TASK STATEMENT:
Assemble all lines in which the string "zakończeniu" appears.

#### EXERCISE MATERIALS ####

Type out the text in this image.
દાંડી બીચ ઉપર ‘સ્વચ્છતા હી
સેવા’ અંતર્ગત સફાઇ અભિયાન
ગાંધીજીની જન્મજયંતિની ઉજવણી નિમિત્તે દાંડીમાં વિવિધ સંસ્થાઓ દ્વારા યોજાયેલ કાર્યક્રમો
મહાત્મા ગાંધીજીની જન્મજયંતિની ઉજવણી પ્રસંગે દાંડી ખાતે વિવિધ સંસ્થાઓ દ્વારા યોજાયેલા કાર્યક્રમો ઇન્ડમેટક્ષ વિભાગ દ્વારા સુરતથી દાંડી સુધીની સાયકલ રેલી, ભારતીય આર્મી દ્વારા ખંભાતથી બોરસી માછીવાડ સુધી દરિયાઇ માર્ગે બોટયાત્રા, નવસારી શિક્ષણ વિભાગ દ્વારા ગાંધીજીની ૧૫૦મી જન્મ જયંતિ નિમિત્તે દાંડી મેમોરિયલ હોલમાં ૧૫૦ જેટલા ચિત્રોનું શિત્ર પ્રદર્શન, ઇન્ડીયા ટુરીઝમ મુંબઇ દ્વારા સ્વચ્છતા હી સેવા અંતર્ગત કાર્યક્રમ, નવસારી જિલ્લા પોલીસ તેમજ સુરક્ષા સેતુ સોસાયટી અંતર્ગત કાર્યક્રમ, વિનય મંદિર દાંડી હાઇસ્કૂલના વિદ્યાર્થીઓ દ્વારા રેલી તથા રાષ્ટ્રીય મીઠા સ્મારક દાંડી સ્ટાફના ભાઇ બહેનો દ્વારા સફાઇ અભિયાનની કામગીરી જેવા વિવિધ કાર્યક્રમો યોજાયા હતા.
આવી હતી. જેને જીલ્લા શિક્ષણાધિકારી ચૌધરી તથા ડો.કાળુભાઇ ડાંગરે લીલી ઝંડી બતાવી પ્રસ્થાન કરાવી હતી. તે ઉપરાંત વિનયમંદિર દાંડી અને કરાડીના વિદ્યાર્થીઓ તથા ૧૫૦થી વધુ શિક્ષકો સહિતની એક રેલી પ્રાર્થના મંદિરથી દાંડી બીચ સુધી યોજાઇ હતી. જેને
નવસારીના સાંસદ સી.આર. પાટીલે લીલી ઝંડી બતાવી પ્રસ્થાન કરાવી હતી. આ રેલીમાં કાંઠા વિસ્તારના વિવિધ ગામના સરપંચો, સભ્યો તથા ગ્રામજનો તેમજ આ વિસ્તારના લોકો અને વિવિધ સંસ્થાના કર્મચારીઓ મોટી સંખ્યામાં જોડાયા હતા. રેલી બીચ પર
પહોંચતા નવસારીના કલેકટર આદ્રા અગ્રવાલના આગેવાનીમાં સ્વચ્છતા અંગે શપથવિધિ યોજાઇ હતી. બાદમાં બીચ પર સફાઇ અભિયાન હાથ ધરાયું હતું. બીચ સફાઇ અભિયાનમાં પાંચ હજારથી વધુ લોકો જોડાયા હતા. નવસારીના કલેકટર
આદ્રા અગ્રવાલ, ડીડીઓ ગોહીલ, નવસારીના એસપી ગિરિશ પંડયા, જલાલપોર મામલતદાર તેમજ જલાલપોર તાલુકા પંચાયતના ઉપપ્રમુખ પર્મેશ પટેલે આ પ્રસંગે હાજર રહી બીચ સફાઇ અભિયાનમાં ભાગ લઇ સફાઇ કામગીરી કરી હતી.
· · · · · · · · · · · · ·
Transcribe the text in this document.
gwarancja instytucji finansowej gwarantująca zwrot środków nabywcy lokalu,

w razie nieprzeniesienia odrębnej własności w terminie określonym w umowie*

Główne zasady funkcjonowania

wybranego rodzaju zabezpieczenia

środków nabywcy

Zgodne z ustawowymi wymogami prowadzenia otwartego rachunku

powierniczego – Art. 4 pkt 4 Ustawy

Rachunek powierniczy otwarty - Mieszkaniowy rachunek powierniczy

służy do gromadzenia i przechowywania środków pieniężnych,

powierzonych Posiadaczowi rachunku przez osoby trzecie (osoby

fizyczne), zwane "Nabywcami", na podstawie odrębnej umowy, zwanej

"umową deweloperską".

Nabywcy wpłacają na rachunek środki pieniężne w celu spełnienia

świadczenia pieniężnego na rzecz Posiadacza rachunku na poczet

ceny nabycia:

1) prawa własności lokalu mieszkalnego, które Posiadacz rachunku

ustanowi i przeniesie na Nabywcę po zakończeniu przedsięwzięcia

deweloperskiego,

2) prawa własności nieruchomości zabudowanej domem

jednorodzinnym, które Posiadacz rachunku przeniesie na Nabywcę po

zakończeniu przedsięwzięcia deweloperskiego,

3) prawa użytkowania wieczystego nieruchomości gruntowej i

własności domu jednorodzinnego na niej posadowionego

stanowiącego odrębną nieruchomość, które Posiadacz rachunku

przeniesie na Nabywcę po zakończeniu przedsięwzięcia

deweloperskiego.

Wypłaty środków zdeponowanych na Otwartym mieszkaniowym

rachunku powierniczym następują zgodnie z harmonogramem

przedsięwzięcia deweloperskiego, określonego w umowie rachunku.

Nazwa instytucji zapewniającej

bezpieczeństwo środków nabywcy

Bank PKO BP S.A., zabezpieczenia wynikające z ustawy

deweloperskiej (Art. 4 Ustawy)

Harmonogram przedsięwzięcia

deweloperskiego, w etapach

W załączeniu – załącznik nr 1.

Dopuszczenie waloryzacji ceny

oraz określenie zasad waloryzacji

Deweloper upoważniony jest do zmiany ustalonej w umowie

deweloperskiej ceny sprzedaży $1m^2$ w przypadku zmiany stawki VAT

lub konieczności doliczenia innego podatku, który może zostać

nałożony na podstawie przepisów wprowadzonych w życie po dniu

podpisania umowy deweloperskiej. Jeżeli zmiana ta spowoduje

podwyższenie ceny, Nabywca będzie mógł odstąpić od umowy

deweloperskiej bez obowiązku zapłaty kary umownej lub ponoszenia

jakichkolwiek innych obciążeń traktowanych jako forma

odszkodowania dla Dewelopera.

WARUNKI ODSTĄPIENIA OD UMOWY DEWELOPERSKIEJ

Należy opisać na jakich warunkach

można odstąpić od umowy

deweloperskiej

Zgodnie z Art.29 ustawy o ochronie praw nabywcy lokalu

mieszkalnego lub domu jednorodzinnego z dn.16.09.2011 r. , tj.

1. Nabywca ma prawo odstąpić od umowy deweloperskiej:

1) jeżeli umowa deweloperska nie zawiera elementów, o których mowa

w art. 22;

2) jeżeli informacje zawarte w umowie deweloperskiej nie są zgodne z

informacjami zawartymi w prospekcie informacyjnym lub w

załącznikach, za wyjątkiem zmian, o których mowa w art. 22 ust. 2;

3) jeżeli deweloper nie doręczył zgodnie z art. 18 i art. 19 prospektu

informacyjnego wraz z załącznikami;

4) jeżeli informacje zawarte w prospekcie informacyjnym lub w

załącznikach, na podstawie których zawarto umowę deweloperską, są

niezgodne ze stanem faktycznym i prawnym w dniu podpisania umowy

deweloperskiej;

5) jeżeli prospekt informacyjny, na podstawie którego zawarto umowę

####

EXERCISE OUTPUT:
ustanowi i przeniesie na Nabywcę po zakończeniu przedsięwzięcia
zakończeniu przedsięwzięcia deweloperskiego,
przeniesie na Nabywcę po zakończeniu przedsięwzięcia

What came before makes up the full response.